* _Instructions to follow_
Omit all images. Transcribe the rest of the material below exactly.

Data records

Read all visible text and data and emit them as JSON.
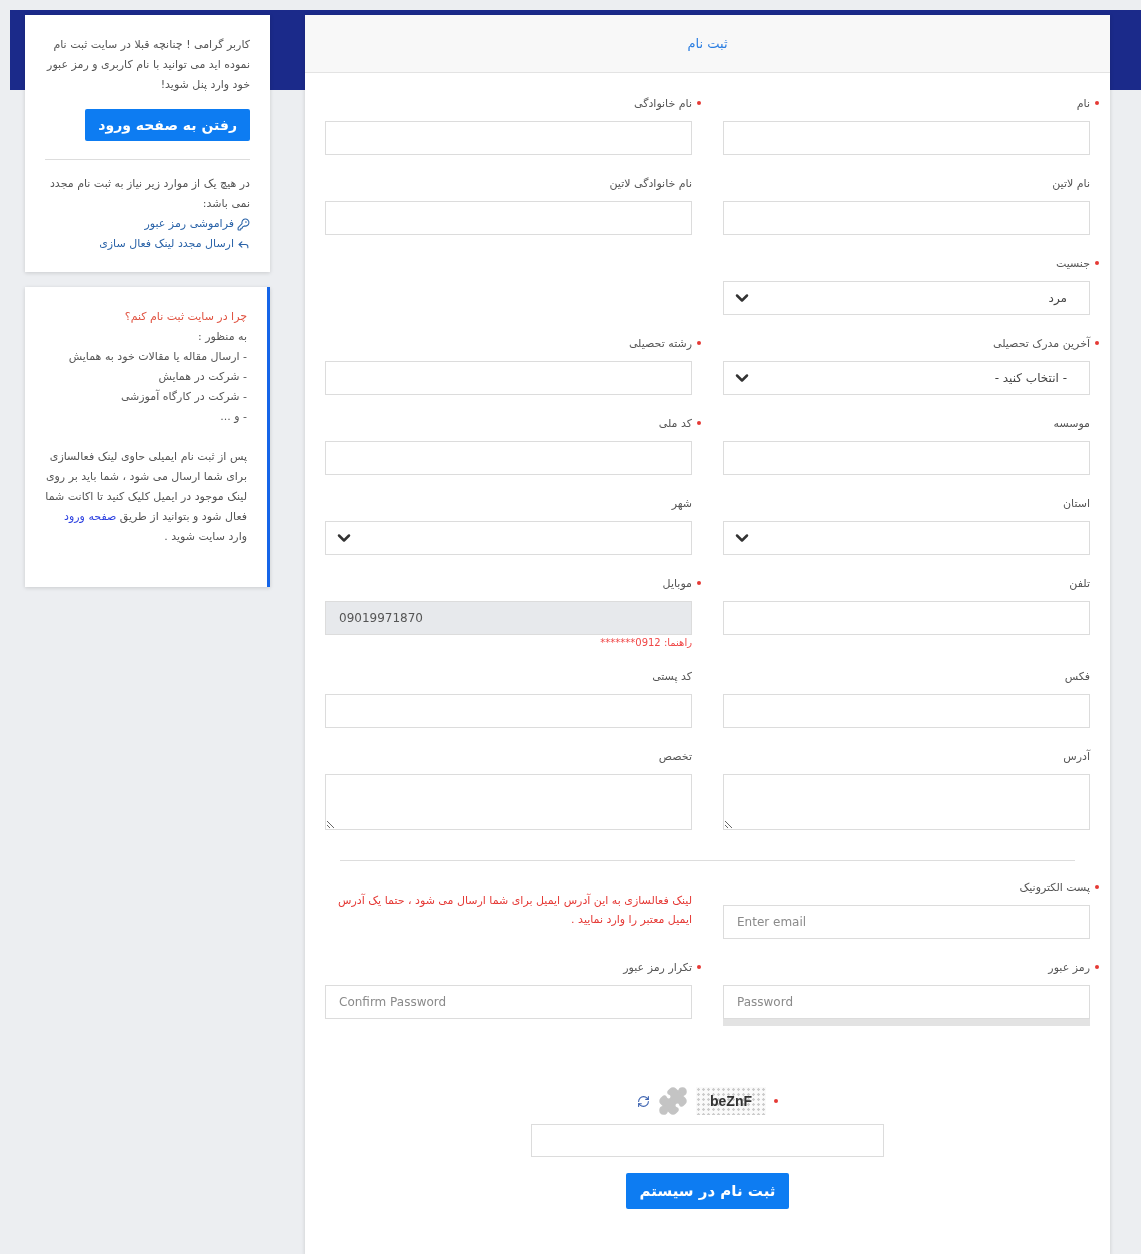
{
  "sidebar": {
    "login_card": {
      "message": "کاربر گرامی ! چنانچه قبلا در سایت ثبت نام نموده اید می توانید با نام کاربری و رمز عبور خود وارد پنل شوید!",
      "button": "رفتن به صفحه ورود",
      "note": "در هیچ یک از موارد زیر نیاز به ثبت نام مجدد نمی باشد:",
      "links": [
        {
          "kind": "key",
          "label": "فراموشی رمز عبور"
        },
        {
          "kind": "reply",
          "label": "ارسال مجدد لینک فعال سازی"
        }
      ]
    },
    "info_card": {
      "title": "چرا در سایت ثبت نام کنم؟",
      "lines": [
        "به منظور :",
        "- ارسال مقاله یا مقالات خود به همایش",
        "- شرکت در همایش",
        "- شرکت در کارگاه آموزشی",
        "- و ..."
      ],
      "paragraph_before": "پس از ثبت نام ایمیلی حاوی لینک فعالسازی برای شما ارسال می شود ، شما باید بر روی لینک موجود در ایمیل کلیک کنید تا اکانت شما فعال شود و بتوانید از طریق",
      "link": "صفحه ورود",
      "paragraph_after": "وارد سایت شوید ."
    }
  },
  "form": {
    "title": "ثبت نام",
    "rows": [
      {
        "right": {
          "kind": "text",
          "label": "نام",
          "required": true
        },
        "left": {
          "kind": "text",
          "label": "نام خانوادگی",
          "required": true
        }
      },
      {
        "right": {
          "kind": "text",
          "label": "نام لاتین",
          "required": false
        },
        "left": {
          "kind": "text",
          "label": "نام خانوادگی لاتین",
          "required": false
        }
      },
      {
        "right": {
          "kind": "select",
          "label": "جنسیت",
          "required": true,
          "value": "مرد"
        }
      },
      {
        "right": {
          "kind": "select",
          "label": "آخرین مدرک تحصیلی",
          "required": true,
          "value": "- انتخاب کنید -"
        },
        "left": {
          "kind": "text",
          "label": "رشته تحصیلی",
          "required": true
        }
      },
      {
        "right": {
          "kind": "text",
          "label": "موسسه",
          "required": false
        },
        "left": {
          "kind": "text",
          "label": "کد ملی",
          "required": true
        }
      },
      {
        "right": {
          "kind": "select",
          "label": "استان",
          "required": false
        },
        "left": {
          "kind": "select",
          "label": "شهر",
          "required": false
        }
      },
      {
        "right": {
          "kind": "text",
          "label": "تلفن",
          "required": false
        },
        "left": {
          "kind": "text",
          "label": "موبایل",
          "required": true,
          "value": "09019971870",
          "disabled": true,
          "hint": "راهنما: 0912*******"
        }
      },
      {
        "right": {
          "kind": "text",
          "label": "فکس",
          "required": false
        },
        "left": {
          "kind": "text",
          "label": "کد پستی",
          "required": false
        }
      },
      {
        "right": {
          "kind": "textarea",
          "label": "آدرس",
          "required": false
        },
        "left": {
          "kind": "textarea",
          "label": "تخصص",
          "required": false
        }
      }
    ],
    "account_rows": [
      {
        "right": {
          "kind": "text",
          "label": "پست الکترونیک",
          "required": true,
          "placeholder": "Enter email"
        },
        "left": {
          "kind": "note",
          "text": "لینک فعالسازی به این آدرس ایمیل برای شما ارسال می شود ، حتما یک آدرس ایمیل معتبر را وارد نمایید ."
        }
      },
      {
        "right": {
          "kind": "text",
          "label": "رمز عبور",
          "required": true,
          "placeholder": "Password",
          "meter": {
            "level": 0
          }
        },
        "left": {
          "kind": "text",
          "label": "تکرار رمز عبور",
          "required": true,
          "placeholder": "Confirm Password"
        }
      }
    ],
    "captcha": {
      "code": "beZnF",
      "required": true
    },
    "submit": "ثبت نام در سیستم"
  }
}
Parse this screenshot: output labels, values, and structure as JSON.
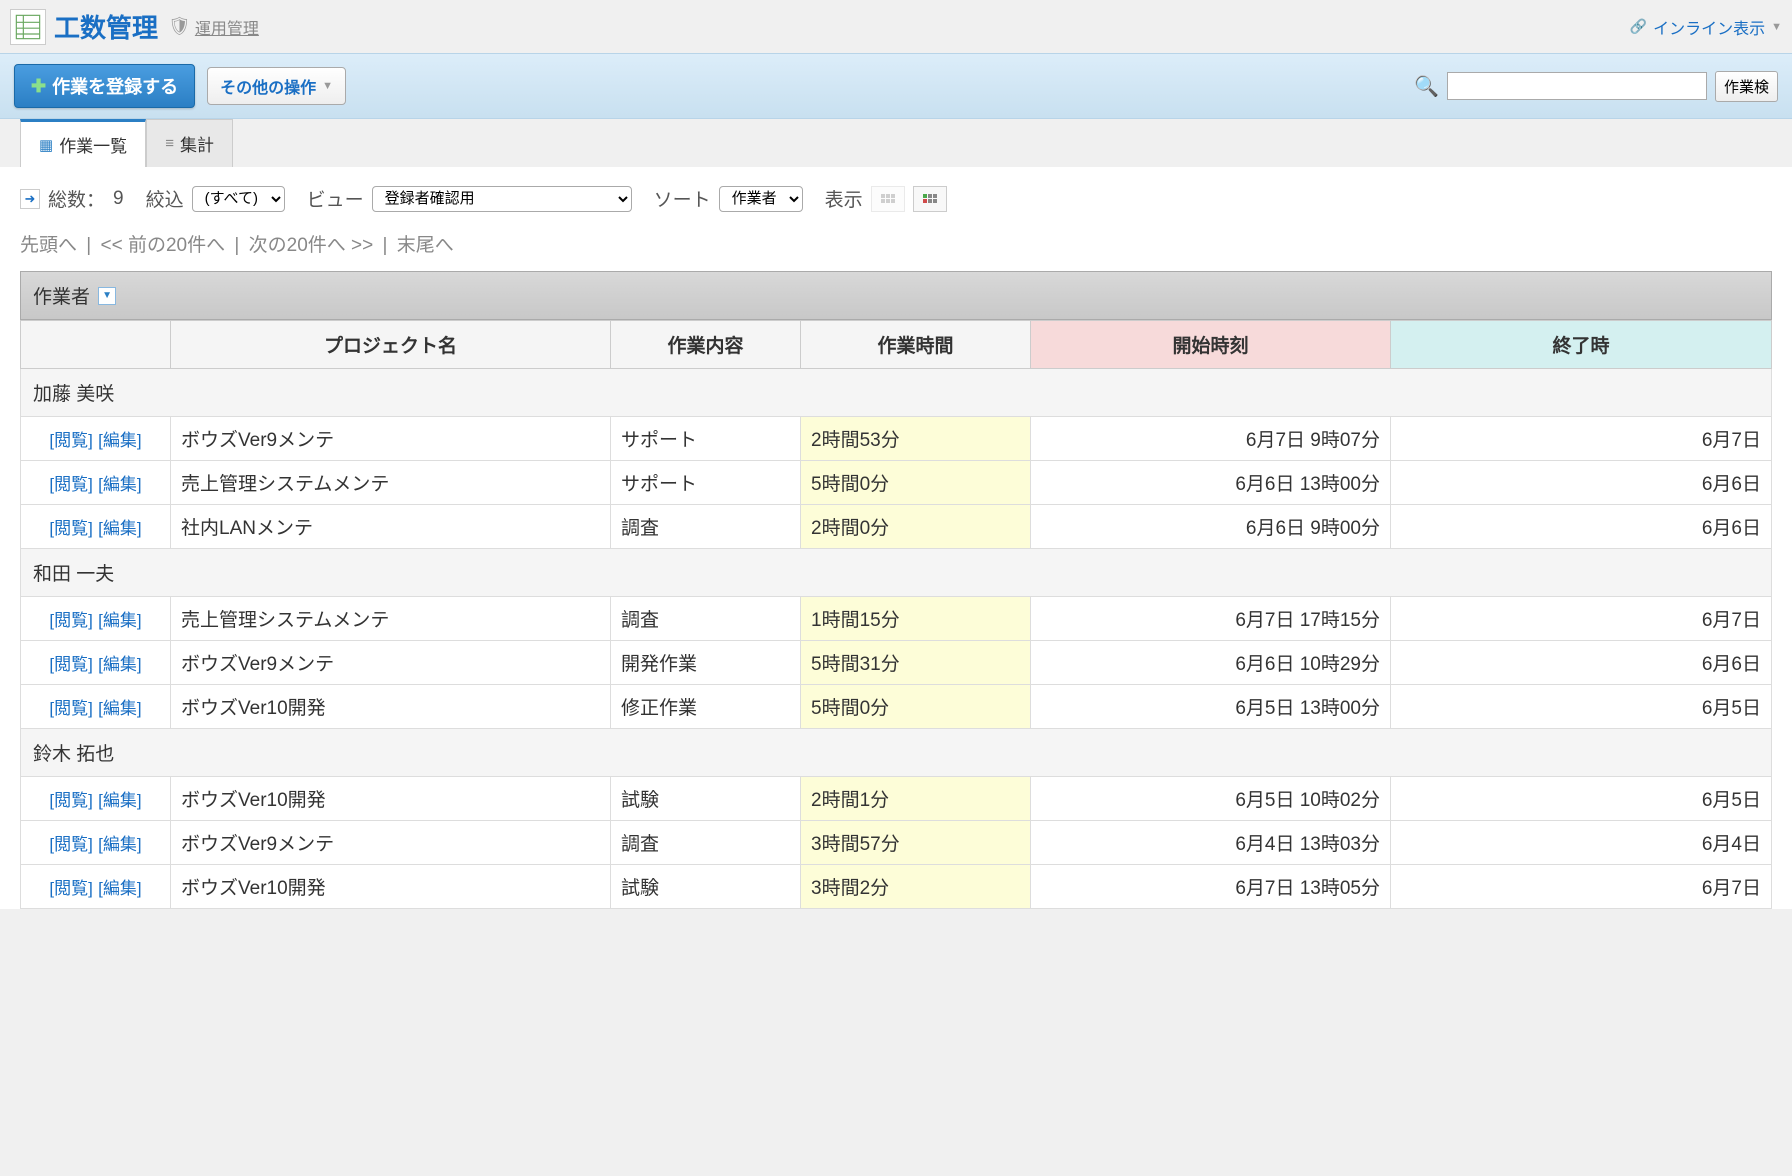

* _Full response_
Read all visible text and data and emit them as JSON.
{
  "sidebar": {
    "login_card": {
      "message": "کاربر گرامی ! چنانچه قبلا در سایت ثبت نام نموده اید می توانید با نام کاربری و رمز عبور خود وارد پنل شوید!",
      "button": "رفتن به صفحه ورود",
      "note": "در هیچ یک از موارد زیر نیاز به ثبت نام مجدد نمی باشد:",
      "links": [
        {
          "kind": "key",
          "label": "فراموشی رمز عبور"
        },
        {
          "kind": "reply",
          "label": "ارسال مجدد لینک فعال سازی"
        }
      ]
    },
    "info_card": {
      "title": "چرا در سایت ثبت نام کنم؟",
      "lines": [
        "به منظور :",
        "- ارسال مقاله یا مقالات خود به همایش",
        "- شرکت در همایش",
        "- شرکت در کارگاه آموزشی",
        "- و ..."
      ],
      "paragraph_before": "پس از ثبت نام ایمیلی حاوی لینک فعالسازی برای شما ارسال می شود ، شما باید بر روی لینک موجود در ایمیل کلیک کنید تا اکانت شما فعال شود و بتوانید از طریق",
      "link": "صفحه ورود",
      "paragraph_after": "وارد سایت شوید ."
    }
  },
  "form": {
    "title": "ثبت نام",
    "rows": [
      {
        "right": {
          "kind": "text",
          "label": "نام",
          "required": true
        },
        "left": {
          "kind": "text",
          "label": "نام خانوادگی",
          "required": true
        }
      },
      {
        "right": {
          "kind": "text",
          "label": "نام لاتین",
          "required": false
        },
        "left": {
          "kind": "text",
          "label": "نام خانوادگی لاتین",
          "required": false
        }
      },
      {
        "right": {
          "kind": "select",
          "label": "جنسیت",
          "required": true,
          "value": "مرد"
        }
      },
      {
        "right": {
          "kind": "select",
          "label": "آخرین مدرک تحصیلی",
          "required": true,
          "value": "- انتخاب کنید -"
        },
        "left": {
          "kind": "text",
          "label": "رشته تحصیلی",
          "required": true
        }
      },
      {
        "right": {
          "kind": "text",
          "label": "موسسه",
          "required": false
        },
        "left": {
          "kind": "text",
          "label": "کد ملی",
          "required": true
        }
      },
      {
        "right": {
          "kind": "select",
          "label": "استان",
          "required": false
        },
        "left": {
          "kind": "select",
          "label": "شهر",
          "required": false
        }
      },
      {
        "right": {
          "kind": "text",
          "label": "تلفن",
          "required": false
        },
        "left": {
          "kind": "text",
          "label": "موبایل",
          "required": true,
          "value": "09019971870",
          "disabled": true,
          "hint": "راهنما: 0912*******"
        }
      },
      {
        "right": {
          "kind": "text",
          "label": "فکس",
          "required": false
        },
        "left": {
          "kind": "text",
          "label": "کد پستی",
          "required": false
        }
      },
      {
        "right": {
          "kind": "textarea",
          "label": "آدرس",
          "required": false
        },
        "left": {
          "kind": "textarea",
          "label": "تخصص",
          "required": false
        }
      }
    ],
    "account_rows": [
      {
        "right": {
          "kind": "text",
          "label": "پست الکترونیک",
          "required": true,
          "placeholder": "Enter email"
        },
        "left": {
          "kind": "note",
          "text": "لینک فعالسازی به این آدرس ایمیل برای شما ارسال می شود ، حتما یک آدرس ایمیل معتبر را وارد نمایید ."
        }
      },
      {
        "right": {
          "kind": "text",
          "label": "رمز عبور",
          "required": true,
          "placeholder": "Password",
          "meter": {
            "level": 0
          }
        },
        "left": {
          "kind": "text",
          "label": "تکرار رمز عبور",
          "required": true,
          "placeholder": "Confirm Password"
        }
      }
    ],
    "captcha": {
      "code": "beZnF",
      "required": true
    },
    "submit": "ثبت نام در سیستم"
  }
}
Parse this screenshot: output labels, values, and structure as JSON.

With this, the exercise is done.